## Problem
Review the material line by line. Identify and copy every line that contains the string "Download".
::: Given records
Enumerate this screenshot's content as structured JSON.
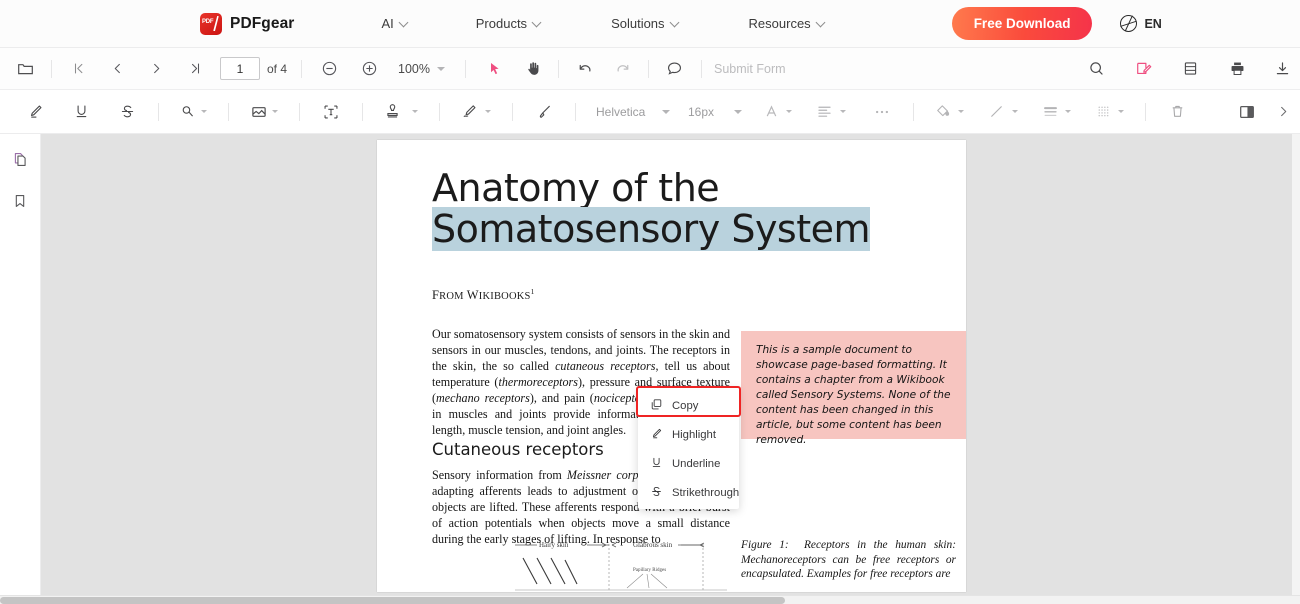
{
  "topnav": {
    "brand": "PDFgear",
    "items": [
      {
        "label": "AI"
      },
      {
        "label": "Products"
      },
      {
        "label": "Solutions"
      },
      {
        "label": "Resources"
      }
    ],
    "cta": "Free Download",
    "language": "EN"
  },
  "toolbar1": {
    "open_label": "open-file",
    "page_value": "1",
    "page_total": "of 4",
    "zoom_level": "100%",
    "submit_form": "Submit Form"
  },
  "toolbar2": {
    "font_family": "Helvetica",
    "font_size": "16px"
  },
  "context_menu": {
    "items": [
      {
        "label": "Copy",
        "icon": "copy-icon",
        "highlighted": true
      },
      {
        "label": "Highlight",
        "icon": "highlight-pen-icon",
        "highlighted": false
      },
      {
        "label": "Underline",
        "icon": "underline-icon",
        "highlighted": false
      },
      {
        "label": "Strikethrough",
        "icon": "strikethrough-icon",
        "highlighted": false
      }
    ],
    "accent_color": "#ef2424"
  },
  "document": {
    "title_line1": "Anatomy of the",
    "title_line2_selected": "Somatosensory System",
    "byline_prefix": "F",
    "byline_rest": "ROM ",
    "byline_w": "W",
    "byline_wiki": "IKIBOOKS",
    "byline_sup": "1",
    "paragraph1": "Our somatosensory system consists of sensors in the skin and sensors in our muscles, tendons, and joints. The receptors in the skin, the so called cutaneous receptors, tell us about temperature (thermoreceptors), pressure and surface texture (mechano receptors), and pain (nociceptors). The receptors in muscles and joints provide information about muscle length, muscle tension, and joint angles.",
    "section_heading": "Cutaneous receptors",
    "paragraph2": "Sensory information from Meissner corpuscles and rapidly adapting afferents leads to adjustment of grip force when objects are lifted. These afferents respond with a brief burst of action potentials when objects move a small distance during the early stages of lifting. In response to",
    "note_box": "This is a sample document to showcase page-based formatting. It contains a chapter from a Wikibook called Sensory Systems. None of the content has been changed in this article, but some content has been removed.",
    "note_box_color": "#f7c5c0",
    "figure_caption": "Figure 1: Receptors in the human skin: Mechanoreceptors can be free receptors or encapsulated. Examples for free receptors are",
    "figure_labels": {
      "hairy_skin": "Hairy skin",
      "glabrous_skin": "Glabrous skin",
      "papillary_ridges": "Papillary Ridges"
    },
    "selection_color": "#b9d2dd"
  }
}
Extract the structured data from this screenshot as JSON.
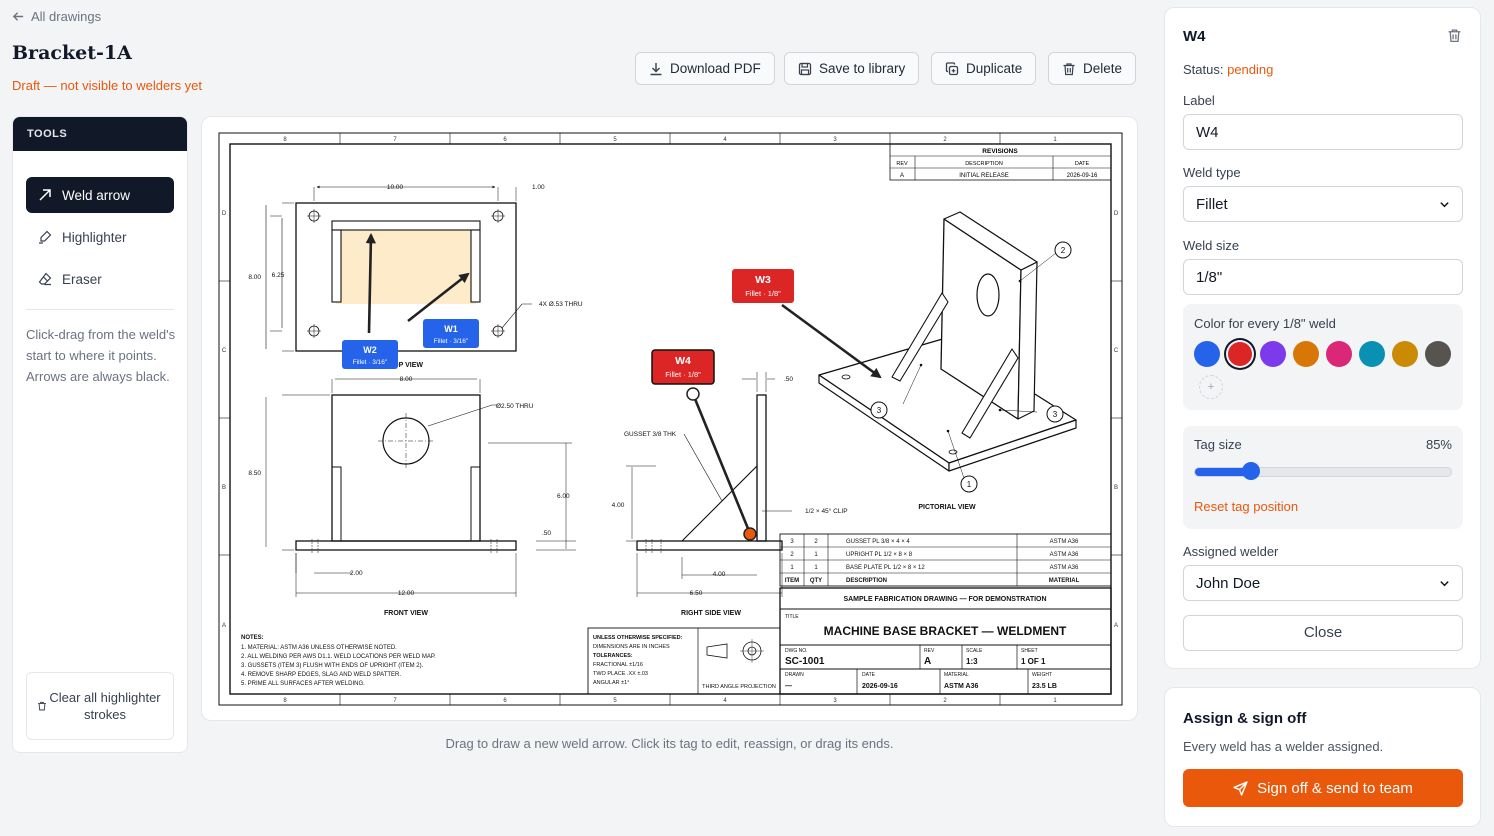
{
  "nav": {
    "back_label": "All drawings"
  },
  "drawing": {
    "name": "Bracket-1A",
    "status_note": "Draft — not visible to welders yet"
  },
  "toolbar": {
    "download_label": "Download PDF",
    "save_label": "Save to library",
    "duplicate_label": "Duplicate",
    "delete_label": "Delete"
  },
  "tools": {
    "heading": "TOOLS",
    "items": [
      {
        "label": "Weld arrow",
        "icon": "arrow-up-right-icon",
        "active": true
      },
      {
        "label": "Highlighter",
        "icon": "highlighter-icon",
        "active": false
      },
      {
        "label": "Eraser",
        "icon": "eraser-icon",
        "active": false
      }
    ],
    "help": "Click-drag from the weld's start to where it points. Arrows are always black.",
    "clear_label": "Clear all highlighter strokes"
  },
  "canvas": {
    "hint": "Drag to draw a new weld arrow. Click its tag to edit, reassign, or drag its ends."
  },
  "weld_tags": [
    {
      "id": "W1",
      "spec": "Fillet · 3/16\"",
      "color": "#2563eb"
    },
    {
      "id": "W2",
      "spec": "Fillet · 3/16\"",
      "color": "#2563eb"
    },
    {
      "id": "W3",
      "spec": "Fillet · 1/8\"",
      "color": "#dc2626"
    },
    {
      "id": "W4",
      "spec": "Fillet · 1/8\"",
      "color": "#dc2626"
    }
  ],
  "sheet": {
    "border_letters_cols": [
      "8",
      "7",
      "6",
      "5",
      "4",
      "3",
      "2",
      "1"
    ],
    "border_letters_rows": [
      "D",
      "C",
      "B",
      "A"
    ],
    "revisions": {
      "heading": "REVISIONS",
      "cols": [
        "REV",
        "DESCRIPTION",
        "DATE"
      ],
      "row": [
        "A",
        "INITIAL RELEASE",
        "2026-09-16"
      ]
    },
    "views": {
      "top": "TOP VIEW",
      "front": "FRONT VIEW",
      "side": "RIGHT SIDE VIEW",
      "pictorial": "PICTORIAL VIEW"
    },
    "dims": {
      "d1": "10.00",
      "d2": "1.00",
      "d3": "8.00",
      "d4": "6.25",
      "d5": "4X Ø.53 THRU",
      "d6": "8.00",
      "d7": "Ø2.50 THRU",
      "d8": "8.50",
      "d9": "6.00",
      "d10": ".50",
      "d11": "2.00",
      "d12": "12.00",
      "d13": ".50",
      "d14": "GUSSET 3/8 THK",
      "d15": "4.00",
      "d16": "1/2 × 45° CLIP",
      "d17": "4.00",
      "d18": "6.50"
    },
    "balloons": [
      "2",
      "3",
      "3",
      "1"
    ],
    "bom": {
      "rows": [
        [
          "3",
          "2",
          "GUSSET PL 3/8 × 4 × 4",
          "ASTM A36"
        ],
        [
          "2",
          "1",
          "UPRIGHT PL 1/2 × 8 × 8",
          "ASTM A36"
        ],
        [
          "1",
          "1",
          "BASE PLATE PL 1/2 × 8 × 12",
          "ASTM A36"
        ]
      ],
      "header": [
        "ITEM",
        "QTY",
        "DESCRIPTION",
        "MATERIAL"
      ]
    },
    "title_block": {
      "banner": "SAMPLE FABRICATION DRAWING — FOR DEMONSTRATION",
      "title_label": "TITLE",
      "title": "MACHINE BASE BRACKET — WELDMENT",
      "dwg_label": "DWG NO.",
      "dwg": "SC-1001",
      "rev_label": "REV",
      "rev": "A",
      "scale_label": "SCALE",
      "scale": "1:3",
      "sheet_label": "SHEET",
      "sheet": "1 OF 1",
      "drawn_label": "DRAWN",
      "drawn": "—",
      "date_label": "DATE",
      "date": "2026-09-16",
      "material_label": "MATERIAL",
      "material": "ASTM A36",
      "weight_label": "WEIGHT",
      "weight": "23.5 LB"
    },
    "notes": {
      "heading": "NOTES:",
      "lines": [
        "1. MATERIAL: ASTM A36 UNLESS OTHERWISE NOTED.",
        "2. ALL WELDING PER AWS D1.1. WELD LOCATIONS PER WELD MAP.",
        "3. GUSSETS (ITEM 3) FLUSH WITH ENDS OF UPRIGHT (ITEM 2).",
        "4. REMOVE SHARP EDGES, SLAG AND WELD SPATTER.",
        "5. PRIME ALL SURFACES AFTER WELDING."
      ]
    },
    "tolerances": {
      "heading": "UNLESS OTHERWISE SPECIFIED:",
      "l1": "DIMENSIONS ARE IN INCHES",
      "l2": "TOLERANCES:",
      "l3": "FRACTIONAL ±1/16",
      "l4": "TWO PLACE .XX ±.03",
      "l5": "ANGULAR ±1°",
      "projection": "THIRD ANGLE PROJECTION"
    }
  },
  "weld_panel": {
    "title": "W4",
    "status_label": "Status:",
    "status_value": "pending",
    "label_label": "Label",
    "label_value": "W4",
    "type_label": "Weld type",
    "type_value": "Fillet",
    "size_label": "Weld size",
    "size_value": "1/8\"",
    "color_label": "Color for every 1/8\" weld",
    "colors": [
      "#2563eb",
      "#dc2626",
      "#7c3aed",
      "#d97706",
      "#db2777",
      "#0891b2",
      "#ca8a04",
      "#57534e"
    ],
    "selected_color": "#dc2626",
    "add_color": "+",
    "tag_size_label": "Tag size",
    "tag_size_value": "85%",
    "tag_size_fraction": 0.22,
    "reset_label": "Reset tag position",
    "welder_label": "Assigned welder",
    "welder_value": "John Doe",
    "close_label": "Close"
  },
  "assign": {
    "title": "Assign & sign off",
    "subtitle": "Every weld has a welder assigned.",
    "button_label": "Sign off & send to team"
  }
}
::::::
## Expected answer
    "cta": "Free Download",
    "download_label": "Download PDF",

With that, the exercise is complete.